**Problem to work on:**
Skip the pictures. Transcribe the rest of the data below without changing a word.

**Source records:**
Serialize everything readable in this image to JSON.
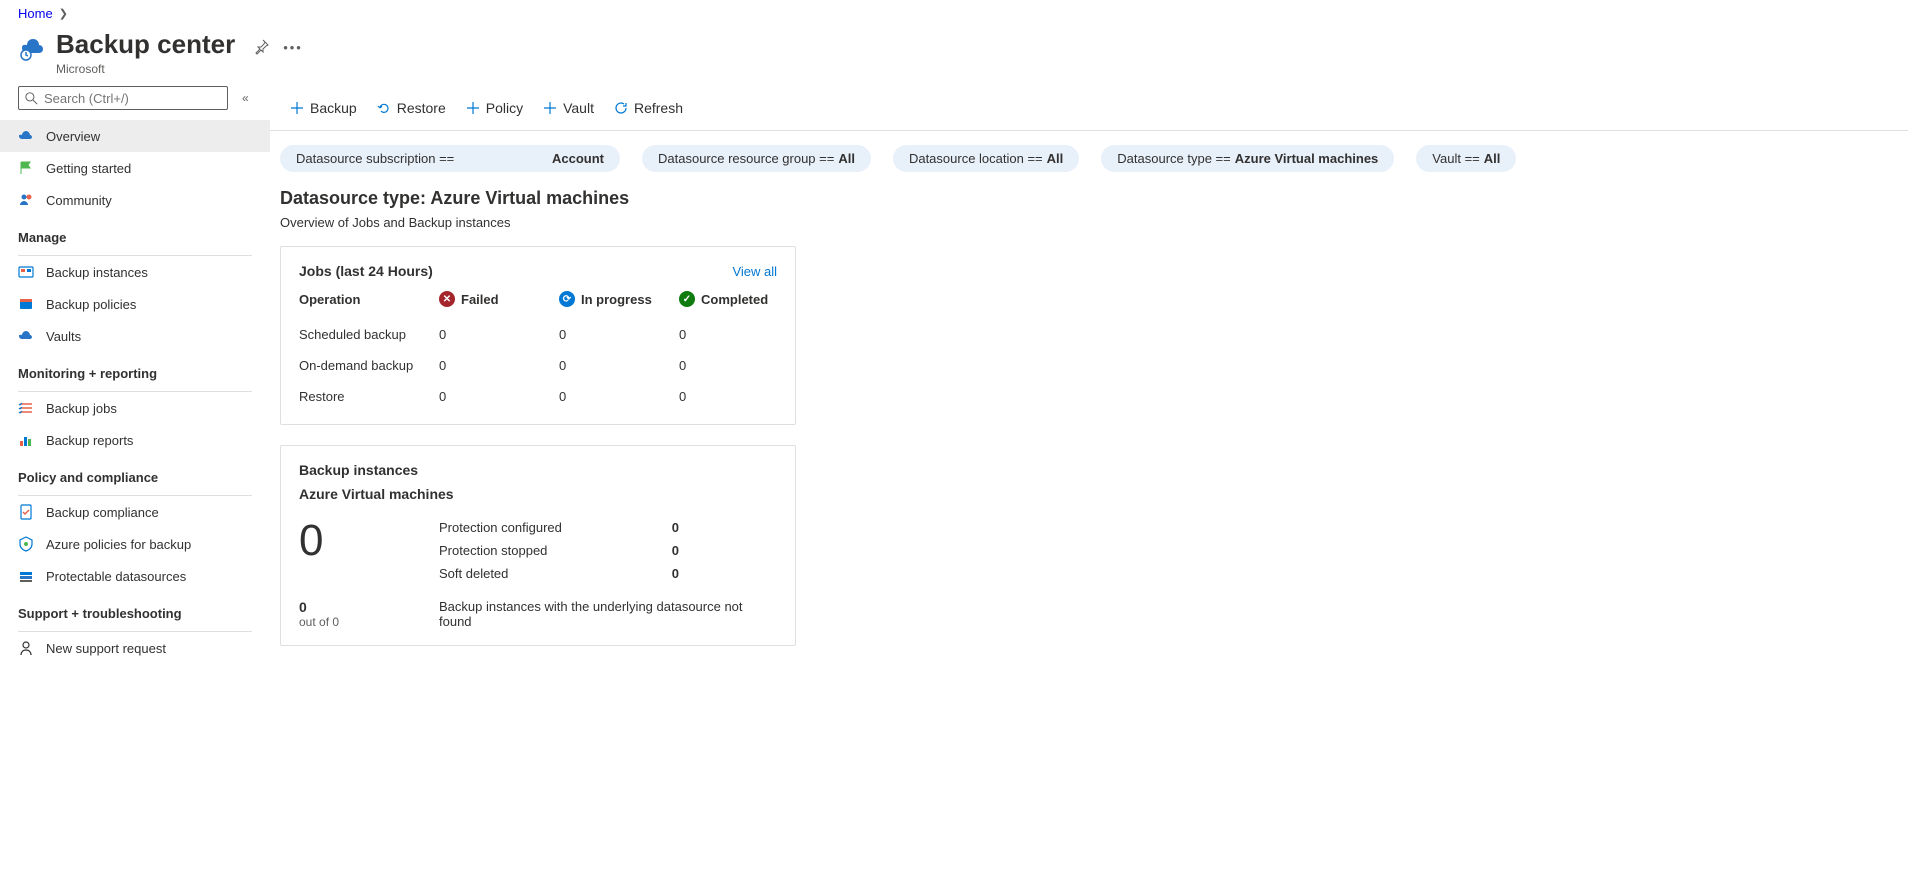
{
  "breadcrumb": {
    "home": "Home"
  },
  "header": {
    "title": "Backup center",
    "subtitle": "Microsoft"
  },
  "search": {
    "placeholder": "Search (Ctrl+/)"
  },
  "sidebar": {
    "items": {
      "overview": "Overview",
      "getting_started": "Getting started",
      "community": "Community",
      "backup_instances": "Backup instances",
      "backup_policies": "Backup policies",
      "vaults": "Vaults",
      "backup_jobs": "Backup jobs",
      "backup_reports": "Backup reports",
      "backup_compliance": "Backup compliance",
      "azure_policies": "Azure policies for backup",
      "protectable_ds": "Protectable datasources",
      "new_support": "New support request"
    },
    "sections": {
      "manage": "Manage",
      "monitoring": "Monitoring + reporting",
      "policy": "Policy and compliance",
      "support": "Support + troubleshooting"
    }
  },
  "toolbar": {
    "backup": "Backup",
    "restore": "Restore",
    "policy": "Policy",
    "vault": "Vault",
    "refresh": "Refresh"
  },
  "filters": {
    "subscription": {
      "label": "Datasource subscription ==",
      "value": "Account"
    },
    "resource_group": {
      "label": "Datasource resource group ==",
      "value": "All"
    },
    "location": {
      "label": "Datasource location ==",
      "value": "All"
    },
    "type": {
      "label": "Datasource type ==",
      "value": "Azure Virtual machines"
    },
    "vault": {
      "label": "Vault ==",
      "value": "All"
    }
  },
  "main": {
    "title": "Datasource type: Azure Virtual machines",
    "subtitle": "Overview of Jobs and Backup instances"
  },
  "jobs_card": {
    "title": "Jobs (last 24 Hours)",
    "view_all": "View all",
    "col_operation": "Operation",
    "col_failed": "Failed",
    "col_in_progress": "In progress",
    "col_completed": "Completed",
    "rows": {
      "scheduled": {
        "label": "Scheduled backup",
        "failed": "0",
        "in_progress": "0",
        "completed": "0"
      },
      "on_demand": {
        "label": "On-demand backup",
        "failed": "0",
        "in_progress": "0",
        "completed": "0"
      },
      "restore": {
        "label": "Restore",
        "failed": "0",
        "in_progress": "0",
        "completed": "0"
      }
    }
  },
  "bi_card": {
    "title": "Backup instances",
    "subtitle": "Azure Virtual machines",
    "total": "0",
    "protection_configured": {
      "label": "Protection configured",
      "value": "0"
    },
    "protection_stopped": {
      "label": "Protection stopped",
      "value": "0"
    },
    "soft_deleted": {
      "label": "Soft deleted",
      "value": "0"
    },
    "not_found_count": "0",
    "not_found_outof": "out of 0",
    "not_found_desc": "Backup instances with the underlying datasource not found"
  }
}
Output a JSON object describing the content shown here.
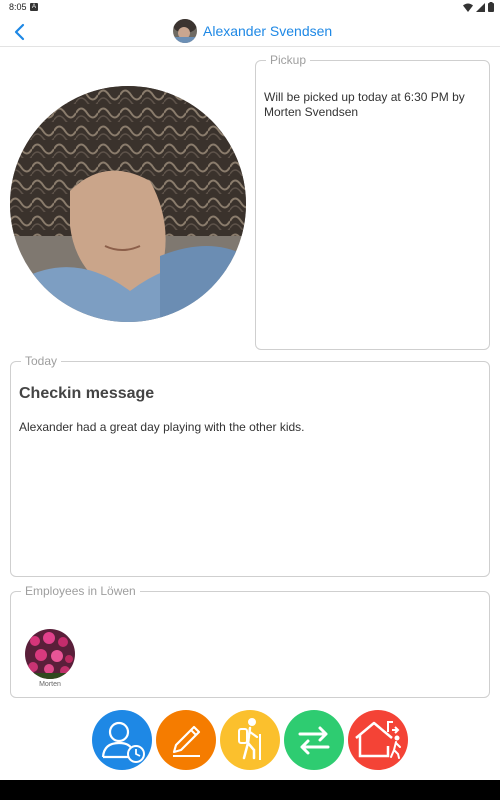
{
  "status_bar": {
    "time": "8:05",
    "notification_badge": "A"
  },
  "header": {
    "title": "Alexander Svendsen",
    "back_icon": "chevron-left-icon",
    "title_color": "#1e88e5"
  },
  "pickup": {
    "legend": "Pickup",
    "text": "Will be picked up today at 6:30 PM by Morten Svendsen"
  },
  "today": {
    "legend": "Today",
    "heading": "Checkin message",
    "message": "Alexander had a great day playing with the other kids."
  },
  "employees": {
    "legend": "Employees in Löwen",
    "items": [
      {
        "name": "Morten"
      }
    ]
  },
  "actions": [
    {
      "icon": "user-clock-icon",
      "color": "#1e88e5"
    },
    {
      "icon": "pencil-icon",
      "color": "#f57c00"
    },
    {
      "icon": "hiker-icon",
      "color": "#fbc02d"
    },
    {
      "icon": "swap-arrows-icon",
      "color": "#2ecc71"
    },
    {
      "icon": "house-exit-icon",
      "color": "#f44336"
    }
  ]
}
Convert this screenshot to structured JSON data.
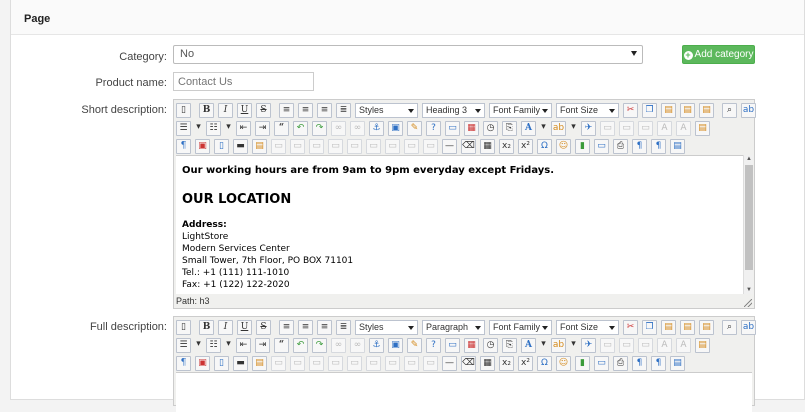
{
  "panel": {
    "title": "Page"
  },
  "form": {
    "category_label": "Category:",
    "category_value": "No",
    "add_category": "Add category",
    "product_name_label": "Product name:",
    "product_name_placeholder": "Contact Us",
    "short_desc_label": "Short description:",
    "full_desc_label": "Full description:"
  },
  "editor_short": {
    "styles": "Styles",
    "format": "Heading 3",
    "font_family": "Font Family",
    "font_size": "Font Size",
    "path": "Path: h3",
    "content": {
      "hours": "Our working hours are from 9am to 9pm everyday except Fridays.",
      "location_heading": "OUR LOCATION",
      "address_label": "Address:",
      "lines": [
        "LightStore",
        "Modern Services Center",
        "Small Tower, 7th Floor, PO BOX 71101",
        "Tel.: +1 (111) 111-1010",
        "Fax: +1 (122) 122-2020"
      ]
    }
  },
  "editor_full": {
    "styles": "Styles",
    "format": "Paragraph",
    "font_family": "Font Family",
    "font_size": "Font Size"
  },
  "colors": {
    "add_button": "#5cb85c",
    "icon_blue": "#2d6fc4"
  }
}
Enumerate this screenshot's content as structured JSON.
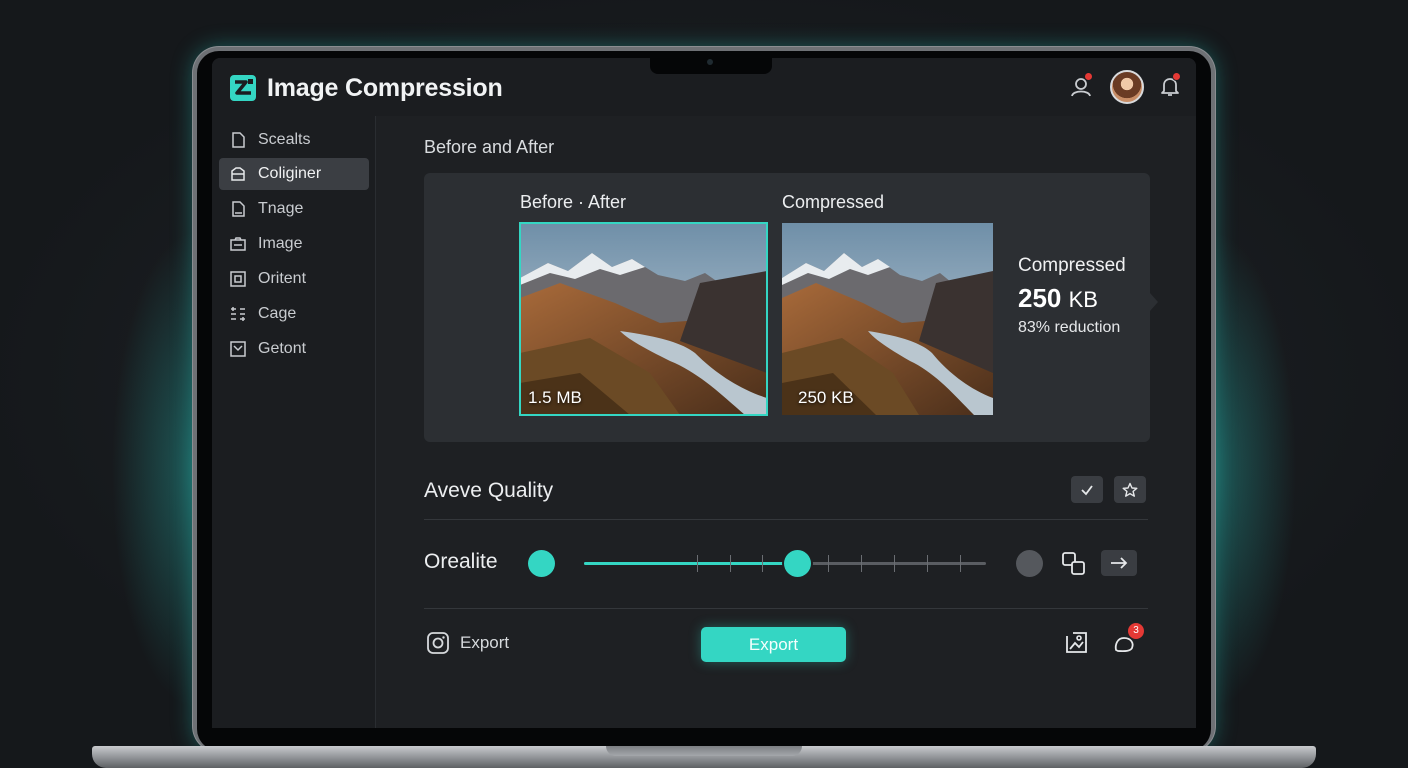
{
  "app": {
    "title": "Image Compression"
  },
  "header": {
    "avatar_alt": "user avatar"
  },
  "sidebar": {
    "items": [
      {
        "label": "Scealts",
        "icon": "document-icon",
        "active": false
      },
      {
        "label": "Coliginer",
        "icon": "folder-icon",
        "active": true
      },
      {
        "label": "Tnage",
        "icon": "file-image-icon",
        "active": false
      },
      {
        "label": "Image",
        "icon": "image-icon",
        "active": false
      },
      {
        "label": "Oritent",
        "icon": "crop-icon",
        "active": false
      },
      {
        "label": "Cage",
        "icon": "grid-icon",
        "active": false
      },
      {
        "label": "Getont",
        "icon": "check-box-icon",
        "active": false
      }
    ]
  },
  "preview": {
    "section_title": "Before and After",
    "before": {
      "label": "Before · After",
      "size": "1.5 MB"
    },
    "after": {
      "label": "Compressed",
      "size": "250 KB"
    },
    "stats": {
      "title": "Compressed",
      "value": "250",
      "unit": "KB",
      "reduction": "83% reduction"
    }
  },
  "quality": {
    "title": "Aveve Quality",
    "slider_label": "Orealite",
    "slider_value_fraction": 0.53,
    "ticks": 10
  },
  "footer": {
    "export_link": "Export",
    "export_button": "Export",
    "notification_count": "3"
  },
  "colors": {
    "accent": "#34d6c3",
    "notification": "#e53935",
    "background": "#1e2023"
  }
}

**Written reply:**
Serialize everything readable in this image to JSON.
{
  "breadcrumb": {
    "home": "Home"
  },
  "header": {
    "title": "Backup center",
    "subtitle": "Microsoft"
  },
  "search": {
    "placeholder": "Search (Ctrl+/)"
  },
  "sidebar": {
    "items": {
      "overview": "Overview",
      "getting_started": "Getting started",
      "community": "Community",
      "backup_instances": "Backup instances",
      "backup_policies": "Backup policies",
      "vaults": "Vaults",
      "backup_jobs": "Backup jobs",
      "backup_reports": "Backup reports",
      "backup_compliance": "Backup compliance",
      "azure_policies": "Azure policies for backup",
      "protectable_ds": "Protectable datasources",
      "new_support": "New support request"
    },
    "sections": {
      "manage": "Manage",
      "monitoring": "Monitoring + reporting",
      "policy": "Policy and compliance",
      "support": "Support + troubleshooting"
    }
  },
  "toolbar": {
    "backup": "Backup",
    "restore": "Restore",
    "policy": "Policy",
    "vault": "Vault",
    "refresh": "Refresh"
  },
  "filters": {
    "subscription": {
      "label": "Datasource subscription ==",
      "value": "Account"
    },
    "resource_group": {
      "label": "Datasource resource group ==",
      "value": "All"
    },
    "location": {
      "label": "Datasource location ==",
      "value": "All"
    },
    "type": {
      "label": "Datasource type ==",
      "value": "Azure Virtual machines"
    },
    "vault": {
      "label": "Vault ==",
      "value": "All"
    }
  },
  "main": {
    "title": "Datasource type: Azure Virtual machines",
    "subtitle": "Overview of Jobs and Backup instances"
  },
  "jobs_card": {
    "title": "Jobs (last 24 Hours)",
    "view_all": "View all",
    "col_operation": "Operation",
    "col_failed": "Failed",
    "col_in_progress": "In progress",
    "col_completed": "Completed",
    "rows": {
      "scheduled": {
        "label": "Scheduled backup",
        "failed": "0",
        "in_progress": "0",
        "completed": "0"
      },
      "on_demand": {
        "label": "On-demand backup",
        "failed": "0",
        "in_progress": "0",
        "completed": "0"
      },
      "restore": {
        "label": "Restore",
        "failed": "0",
        "in_progress": "0",
        "completed": "0"
      }
    }
  },
  "bi_card": {
    "title": "Backup instances",
    "subtitle": "Azure Virtual machines",
    "total": "0",
    "protection_configured": {
      "label": "Protection configured",
      "value": "0"
    },
    "protection_stopped": {
      "label": "Protection stopped",
      "value": "0"
    },
    "soft_deleted": {
      "label": "Soft deleted",
      "value": "0"
    },
    "not_found_count": "0",
    "not_found_outof": "out of 0",
    "not_found_desc": "Backup instances with the underlying datasource not found"
  }
}
Output a JSON object describing the content shown here.
{
  "status_bar": {
    "time": "8:05",
    "notification_badge": "A"
  },
  "header": {
    "title": "Alexander Svendsen",
    "back_icon": "chevron-left-icon",
    "title_color": "#1e88e5"
  },
  "pickup": {
    "legend": "Pickup",
    "text": "Will be picked up today at 6:30 PM by Morten Svendsen"
  },
  "today": {
    "legend": "Today",
    "heading": "Checkin message",
    "message": "Alexander had a great day playing with the other kids."
  },
  "employees": {
    "legend": "Employees in Löwen",
    "items": [
      {
        "name": "Morten"
      }
    ]
  },
  "actions": [
    {
      "icon": "user-clock-icon",
      "color": "#1e88e5"
    },
    {
      "icon": "pencil-icon",
      "color": "#f57c00"
    },
    {
      "icon": "hiker-icon",
      "color": "#fbc02d"
    },
    {
      "icon": "swap-arrows-icon",
      "color": "#2ecc71"
    },
    {
      "icon": "house-exit-icon",
      "color": "#f44336"
    }
  ]
}
Convert this screenshot to structured JSON data.
{
  "panel": {
    "title": "Page"
  },
  "form": {
    "category_label": "Category:",
    "category_value": "No",
    "add_category": "Add category",
    "product_name_label": "Product name:",
    "product_name_placeholder": "Contact Us",
    "short_desc_label": "Short description:",
    "full_desc_label": "Full description:"
  },
  "editor_short": {
    "styles": "Styles",
    "format": "Heading 3",
    "font_family": "Font Family",
    "font_size": "Font Size",
    "path": "Path: h3",
    "content": {
      "hours": "Our working hours are from 9am to 9pm everyday except Fridays.",
      "location_heading": "OUR LOCATION",
      "address_label": "Address:",
      "lines": [
        "LightStore",
        "Modern Services Center",
        "Small Tower, 7th Floor, PO BOX 71101",
        "Tel.: +1 (111) 111-1010",
        "Fax: +1 (122) 122-2020"
      ]
    }
  },
  "editor_full": {
    "styles": "Styles",
    "format": "Paragraph",
    "font_family": "Font Family",
    "font_size": "Font Size"
  },
  "colors": {
    "add_button": "#5cb85c",
    "icon_blue": "#2d6fc4"
  }
}
Enumerate this screenshot's content as structured JSON.
{
  "app": {
    "title": "Image Compression"
  },
  "header": {
    "avatar_alt": "user avatar"
  },
  "sidebar": {
    "items": [
      {
        "label": "Scealts",
        "icon": "document-icon",
        "active": false
      },
      {
        "label": "Coliginer",
        "icon": "folder-icon",
        "active": true
      },
      {
        "label": "Tnage",
        "icon": "file-image-icon",
        "active": false
      },
      {
        "label": "Image",
        "icon": "image-icon",
        "active": false
      },
      {
        "label": "Oritent",
        "icon": "crop-icon",
        "active": false
      },
      {
        "label": "Cage",
        "icon": "grid-icon",
        "active": false
      },
      {
        "label": "Getont",
        "icon": "check-box-icon",
        "active": false
      }
    ]
  },
  "preview": {
    "section_title": "Before and After",
    "before": {
      "label": "Before · After",
      "size": "1.5 MB"
    },
    "after": {
      "label": "Compressed",
      "size": "250 KB"
    },
    "stats": {
      "title": "Compressed",
      "value": "250",
      "unit": "KB",
      "reduction": "83% reduction"
    }
  },
  "quality": {
    "title": "Aveve Quality",
    "slider_label": "Orealite",
    "slider_value_fraction": 0.53,
    "ticks": 10
  },
  "footer": {
    "export_link": "Export",
    "export_button": "Export",
    "notification_count": "3"
  },
  "colors": {
    "accent": "#34d6c3",
    "notification": "#e53935",
    "background": "#1e2023"
  }
}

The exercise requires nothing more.